[Items from a figure collection]
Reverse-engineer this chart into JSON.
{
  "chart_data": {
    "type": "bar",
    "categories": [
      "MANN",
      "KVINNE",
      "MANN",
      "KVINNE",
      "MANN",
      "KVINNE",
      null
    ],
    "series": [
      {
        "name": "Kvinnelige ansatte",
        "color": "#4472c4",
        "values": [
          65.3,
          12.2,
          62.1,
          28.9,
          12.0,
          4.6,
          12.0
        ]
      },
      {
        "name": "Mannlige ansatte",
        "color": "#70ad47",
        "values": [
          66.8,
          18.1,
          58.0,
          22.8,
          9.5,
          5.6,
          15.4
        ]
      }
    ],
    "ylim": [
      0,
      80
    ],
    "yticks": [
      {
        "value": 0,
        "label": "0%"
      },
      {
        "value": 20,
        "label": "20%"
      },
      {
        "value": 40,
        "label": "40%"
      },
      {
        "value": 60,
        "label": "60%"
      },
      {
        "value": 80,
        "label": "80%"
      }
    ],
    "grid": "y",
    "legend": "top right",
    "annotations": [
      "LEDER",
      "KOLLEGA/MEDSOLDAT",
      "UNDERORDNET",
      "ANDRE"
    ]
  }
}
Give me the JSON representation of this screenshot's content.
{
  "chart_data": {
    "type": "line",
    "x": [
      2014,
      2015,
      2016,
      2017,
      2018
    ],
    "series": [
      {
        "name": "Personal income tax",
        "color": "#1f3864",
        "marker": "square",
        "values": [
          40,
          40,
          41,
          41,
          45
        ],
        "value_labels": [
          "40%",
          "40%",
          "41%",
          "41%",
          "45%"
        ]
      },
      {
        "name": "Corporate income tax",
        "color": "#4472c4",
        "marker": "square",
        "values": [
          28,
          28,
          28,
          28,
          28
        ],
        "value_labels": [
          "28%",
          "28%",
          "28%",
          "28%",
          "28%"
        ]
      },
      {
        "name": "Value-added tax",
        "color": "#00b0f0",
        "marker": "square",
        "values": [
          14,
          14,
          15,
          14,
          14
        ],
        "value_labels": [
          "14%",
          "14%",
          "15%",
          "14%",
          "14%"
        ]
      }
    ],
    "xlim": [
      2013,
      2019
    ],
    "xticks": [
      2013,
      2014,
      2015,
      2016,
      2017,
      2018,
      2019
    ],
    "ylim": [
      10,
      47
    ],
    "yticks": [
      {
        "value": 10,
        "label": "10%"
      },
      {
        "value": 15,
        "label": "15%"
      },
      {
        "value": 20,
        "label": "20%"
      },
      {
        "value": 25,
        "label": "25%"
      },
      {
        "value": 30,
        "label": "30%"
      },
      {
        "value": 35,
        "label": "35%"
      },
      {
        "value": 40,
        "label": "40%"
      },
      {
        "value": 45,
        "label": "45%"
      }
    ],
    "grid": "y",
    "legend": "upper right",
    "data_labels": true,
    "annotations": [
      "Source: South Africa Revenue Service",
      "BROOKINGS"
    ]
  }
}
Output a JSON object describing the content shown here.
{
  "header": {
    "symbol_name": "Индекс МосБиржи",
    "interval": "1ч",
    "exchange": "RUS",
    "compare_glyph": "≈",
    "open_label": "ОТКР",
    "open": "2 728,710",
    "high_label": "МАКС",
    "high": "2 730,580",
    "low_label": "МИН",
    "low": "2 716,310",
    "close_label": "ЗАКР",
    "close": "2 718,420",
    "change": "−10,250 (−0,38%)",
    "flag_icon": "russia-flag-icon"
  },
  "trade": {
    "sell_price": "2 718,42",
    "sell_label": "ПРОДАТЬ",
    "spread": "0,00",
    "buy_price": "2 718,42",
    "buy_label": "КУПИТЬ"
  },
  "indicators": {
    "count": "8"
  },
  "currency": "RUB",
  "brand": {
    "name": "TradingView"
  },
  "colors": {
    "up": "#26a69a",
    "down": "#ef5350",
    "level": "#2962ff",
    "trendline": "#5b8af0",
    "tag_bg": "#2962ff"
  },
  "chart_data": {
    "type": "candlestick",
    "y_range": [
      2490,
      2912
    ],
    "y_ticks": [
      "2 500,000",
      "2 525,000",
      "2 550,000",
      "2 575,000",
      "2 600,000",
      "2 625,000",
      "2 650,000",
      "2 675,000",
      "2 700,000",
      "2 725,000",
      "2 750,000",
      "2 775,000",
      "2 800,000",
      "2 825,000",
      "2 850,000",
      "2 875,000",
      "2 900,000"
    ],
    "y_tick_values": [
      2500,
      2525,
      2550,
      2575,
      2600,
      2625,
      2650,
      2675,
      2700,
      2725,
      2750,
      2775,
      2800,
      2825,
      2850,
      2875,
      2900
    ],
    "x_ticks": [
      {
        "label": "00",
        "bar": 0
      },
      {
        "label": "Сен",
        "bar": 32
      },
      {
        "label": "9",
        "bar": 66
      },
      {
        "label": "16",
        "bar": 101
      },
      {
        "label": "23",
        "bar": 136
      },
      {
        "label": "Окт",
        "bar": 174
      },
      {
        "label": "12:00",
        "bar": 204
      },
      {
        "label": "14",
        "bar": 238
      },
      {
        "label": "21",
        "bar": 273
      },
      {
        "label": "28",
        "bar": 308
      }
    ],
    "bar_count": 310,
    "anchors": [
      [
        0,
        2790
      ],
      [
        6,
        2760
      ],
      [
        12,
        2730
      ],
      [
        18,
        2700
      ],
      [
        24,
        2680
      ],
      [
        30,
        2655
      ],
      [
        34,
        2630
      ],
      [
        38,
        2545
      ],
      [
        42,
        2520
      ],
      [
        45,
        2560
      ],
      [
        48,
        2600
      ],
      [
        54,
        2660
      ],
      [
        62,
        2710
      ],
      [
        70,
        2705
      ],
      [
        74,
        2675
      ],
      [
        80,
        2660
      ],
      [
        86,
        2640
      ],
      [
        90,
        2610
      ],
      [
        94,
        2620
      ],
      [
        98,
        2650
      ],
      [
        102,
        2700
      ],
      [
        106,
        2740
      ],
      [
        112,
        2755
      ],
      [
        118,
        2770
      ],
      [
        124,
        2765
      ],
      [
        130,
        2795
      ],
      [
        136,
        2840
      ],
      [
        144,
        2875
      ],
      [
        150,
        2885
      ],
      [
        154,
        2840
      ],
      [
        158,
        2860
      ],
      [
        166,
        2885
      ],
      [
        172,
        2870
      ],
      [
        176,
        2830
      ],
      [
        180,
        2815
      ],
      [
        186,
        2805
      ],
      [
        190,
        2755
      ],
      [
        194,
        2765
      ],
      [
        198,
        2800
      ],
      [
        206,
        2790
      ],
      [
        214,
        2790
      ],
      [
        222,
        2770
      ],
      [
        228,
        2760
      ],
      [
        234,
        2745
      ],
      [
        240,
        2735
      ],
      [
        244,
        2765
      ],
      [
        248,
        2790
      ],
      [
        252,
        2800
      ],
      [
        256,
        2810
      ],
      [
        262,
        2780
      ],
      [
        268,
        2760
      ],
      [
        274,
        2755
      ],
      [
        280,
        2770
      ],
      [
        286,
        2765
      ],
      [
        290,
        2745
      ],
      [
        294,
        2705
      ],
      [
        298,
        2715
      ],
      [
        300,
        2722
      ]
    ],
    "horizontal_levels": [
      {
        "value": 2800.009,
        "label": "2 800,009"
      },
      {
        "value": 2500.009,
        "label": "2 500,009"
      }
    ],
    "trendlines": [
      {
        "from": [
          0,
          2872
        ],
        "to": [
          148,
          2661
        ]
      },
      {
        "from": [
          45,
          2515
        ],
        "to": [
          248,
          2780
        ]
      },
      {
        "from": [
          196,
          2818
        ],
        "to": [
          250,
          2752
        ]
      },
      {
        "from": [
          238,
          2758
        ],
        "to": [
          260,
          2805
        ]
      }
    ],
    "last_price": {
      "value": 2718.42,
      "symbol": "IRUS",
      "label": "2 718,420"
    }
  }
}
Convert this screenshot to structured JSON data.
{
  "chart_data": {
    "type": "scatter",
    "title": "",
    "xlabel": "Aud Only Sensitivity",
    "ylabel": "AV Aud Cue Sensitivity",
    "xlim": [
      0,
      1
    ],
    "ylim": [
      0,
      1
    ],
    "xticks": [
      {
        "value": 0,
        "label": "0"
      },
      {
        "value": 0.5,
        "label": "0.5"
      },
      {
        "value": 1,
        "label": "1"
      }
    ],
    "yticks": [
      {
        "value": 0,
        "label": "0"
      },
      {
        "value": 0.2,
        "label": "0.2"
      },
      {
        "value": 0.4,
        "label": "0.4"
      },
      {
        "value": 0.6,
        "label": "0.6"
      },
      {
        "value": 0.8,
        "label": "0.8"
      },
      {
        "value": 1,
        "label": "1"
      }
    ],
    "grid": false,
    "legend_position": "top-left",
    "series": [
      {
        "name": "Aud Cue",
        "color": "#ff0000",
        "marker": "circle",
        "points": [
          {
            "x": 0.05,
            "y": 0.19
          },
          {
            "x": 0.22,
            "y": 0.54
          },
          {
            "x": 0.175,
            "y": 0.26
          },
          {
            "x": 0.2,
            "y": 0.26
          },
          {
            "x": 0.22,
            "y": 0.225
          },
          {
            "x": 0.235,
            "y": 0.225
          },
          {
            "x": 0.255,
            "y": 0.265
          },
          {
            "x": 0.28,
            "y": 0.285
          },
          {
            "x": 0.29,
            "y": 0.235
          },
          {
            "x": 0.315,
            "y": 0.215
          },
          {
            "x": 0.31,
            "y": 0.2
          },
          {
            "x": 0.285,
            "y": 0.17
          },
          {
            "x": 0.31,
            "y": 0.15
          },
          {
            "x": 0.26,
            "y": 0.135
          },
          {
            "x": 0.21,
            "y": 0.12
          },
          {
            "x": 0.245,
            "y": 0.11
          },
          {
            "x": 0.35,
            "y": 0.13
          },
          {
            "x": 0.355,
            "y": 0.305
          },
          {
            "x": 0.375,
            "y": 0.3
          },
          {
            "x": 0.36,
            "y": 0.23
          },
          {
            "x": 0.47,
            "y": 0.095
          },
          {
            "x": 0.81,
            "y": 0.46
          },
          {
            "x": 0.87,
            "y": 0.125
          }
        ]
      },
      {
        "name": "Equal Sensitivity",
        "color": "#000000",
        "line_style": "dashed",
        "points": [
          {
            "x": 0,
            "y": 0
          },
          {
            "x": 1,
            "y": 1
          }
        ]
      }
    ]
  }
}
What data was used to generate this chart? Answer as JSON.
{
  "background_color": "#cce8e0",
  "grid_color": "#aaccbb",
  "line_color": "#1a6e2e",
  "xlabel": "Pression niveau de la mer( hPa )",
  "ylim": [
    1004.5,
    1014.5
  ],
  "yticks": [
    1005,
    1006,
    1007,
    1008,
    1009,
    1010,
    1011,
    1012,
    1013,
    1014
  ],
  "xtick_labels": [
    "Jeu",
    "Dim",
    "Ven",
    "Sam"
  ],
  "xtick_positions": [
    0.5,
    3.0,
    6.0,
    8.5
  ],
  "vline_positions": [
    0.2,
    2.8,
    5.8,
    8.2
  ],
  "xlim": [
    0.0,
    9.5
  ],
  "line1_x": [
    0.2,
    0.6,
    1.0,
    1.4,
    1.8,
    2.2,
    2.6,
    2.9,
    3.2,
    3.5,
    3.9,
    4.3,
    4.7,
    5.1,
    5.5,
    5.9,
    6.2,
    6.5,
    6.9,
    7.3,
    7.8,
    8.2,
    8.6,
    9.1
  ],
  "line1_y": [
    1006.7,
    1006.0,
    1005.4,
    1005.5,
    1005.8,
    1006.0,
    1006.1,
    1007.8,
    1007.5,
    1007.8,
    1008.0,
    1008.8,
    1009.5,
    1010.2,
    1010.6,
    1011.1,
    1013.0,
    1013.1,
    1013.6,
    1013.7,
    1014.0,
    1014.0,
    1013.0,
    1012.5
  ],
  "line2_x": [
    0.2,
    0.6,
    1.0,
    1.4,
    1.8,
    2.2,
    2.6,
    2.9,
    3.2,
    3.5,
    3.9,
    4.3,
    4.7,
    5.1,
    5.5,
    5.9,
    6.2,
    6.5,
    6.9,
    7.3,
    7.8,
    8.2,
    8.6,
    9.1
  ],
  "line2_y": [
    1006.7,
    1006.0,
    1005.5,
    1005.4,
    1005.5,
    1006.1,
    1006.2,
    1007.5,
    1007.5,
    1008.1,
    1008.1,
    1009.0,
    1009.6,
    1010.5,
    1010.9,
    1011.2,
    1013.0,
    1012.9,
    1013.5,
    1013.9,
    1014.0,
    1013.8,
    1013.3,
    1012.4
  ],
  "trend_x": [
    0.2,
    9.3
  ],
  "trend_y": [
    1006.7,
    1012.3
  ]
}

> _The task_:
Find every line in the records above that holds the word "ansatte", and copy each one.

> _Exercise answer_:
        "name": "Kvinnelige ansatte",
        "name": "Mannlige ansatte",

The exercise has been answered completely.